▶ **Challenge**
Print the entries in full, word for word, but not the pictures.

========================================

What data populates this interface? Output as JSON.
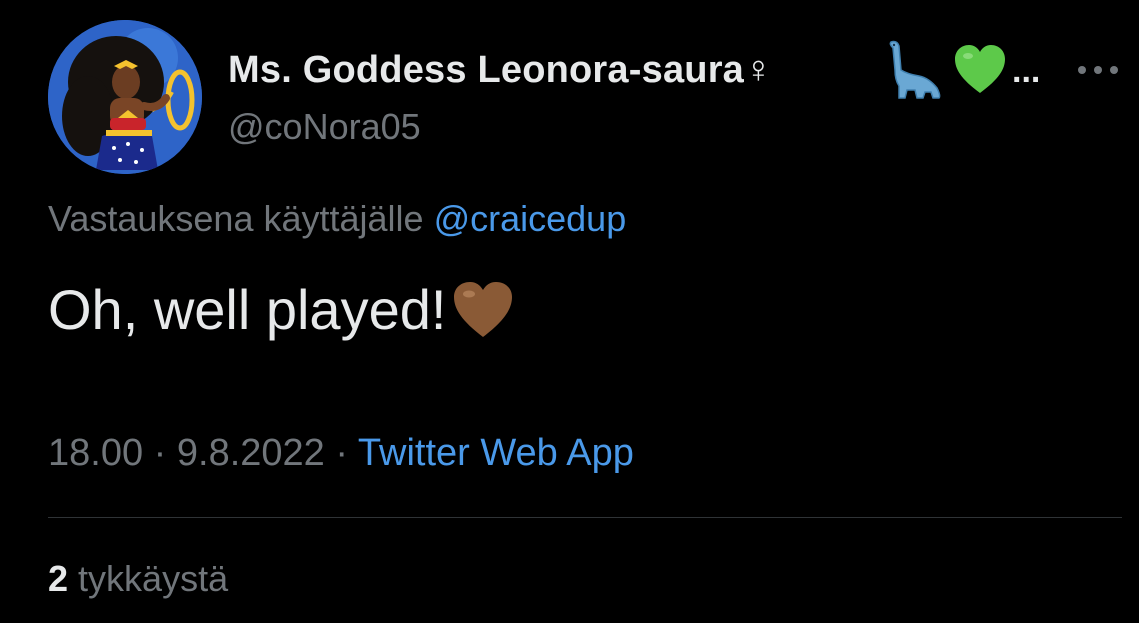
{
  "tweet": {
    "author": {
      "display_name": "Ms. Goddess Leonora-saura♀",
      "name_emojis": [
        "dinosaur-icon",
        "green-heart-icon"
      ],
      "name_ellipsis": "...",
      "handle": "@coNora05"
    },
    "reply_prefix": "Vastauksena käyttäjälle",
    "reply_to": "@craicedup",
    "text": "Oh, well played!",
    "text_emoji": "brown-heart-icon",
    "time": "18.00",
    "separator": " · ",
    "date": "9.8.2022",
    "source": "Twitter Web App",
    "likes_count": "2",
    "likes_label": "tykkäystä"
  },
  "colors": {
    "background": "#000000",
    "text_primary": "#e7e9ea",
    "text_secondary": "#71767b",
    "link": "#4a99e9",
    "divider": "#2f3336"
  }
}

========================================

▶ **Problem solution**
What data populates this interface? Output as JSON.
{
  "tweet": {
    "author": {
      "display_name": "Ms. Goddess Leonora-saura♀",
      "name_emojis": [
        "dinosaur-icon",
        "green-heart-icon"
      ],
      "name_ellipsis": "...",
      "handle": "@coNora05"
    },
    "reply_prefix": "Vastauksena käyttäjälle",
    "reply_to": "@craicedup",
    "text": "Oh, well played!",
    "text_emoji": "brown-heart-icon",
    "time": "18.00",
    "separator": " · ",
    "date": "9.8.2022",
    "source": "Twitter Web App",
    "likes_count": "2",
    "likes_label": "tykkäystä"
  },
  "colors": {
    "background": "#000000",
    "text_primary": "#e7e9ea",
    "text_secondary": "#71767b",
    "link": "#4a99e9",
    "divider": "#2f3336"
  }
}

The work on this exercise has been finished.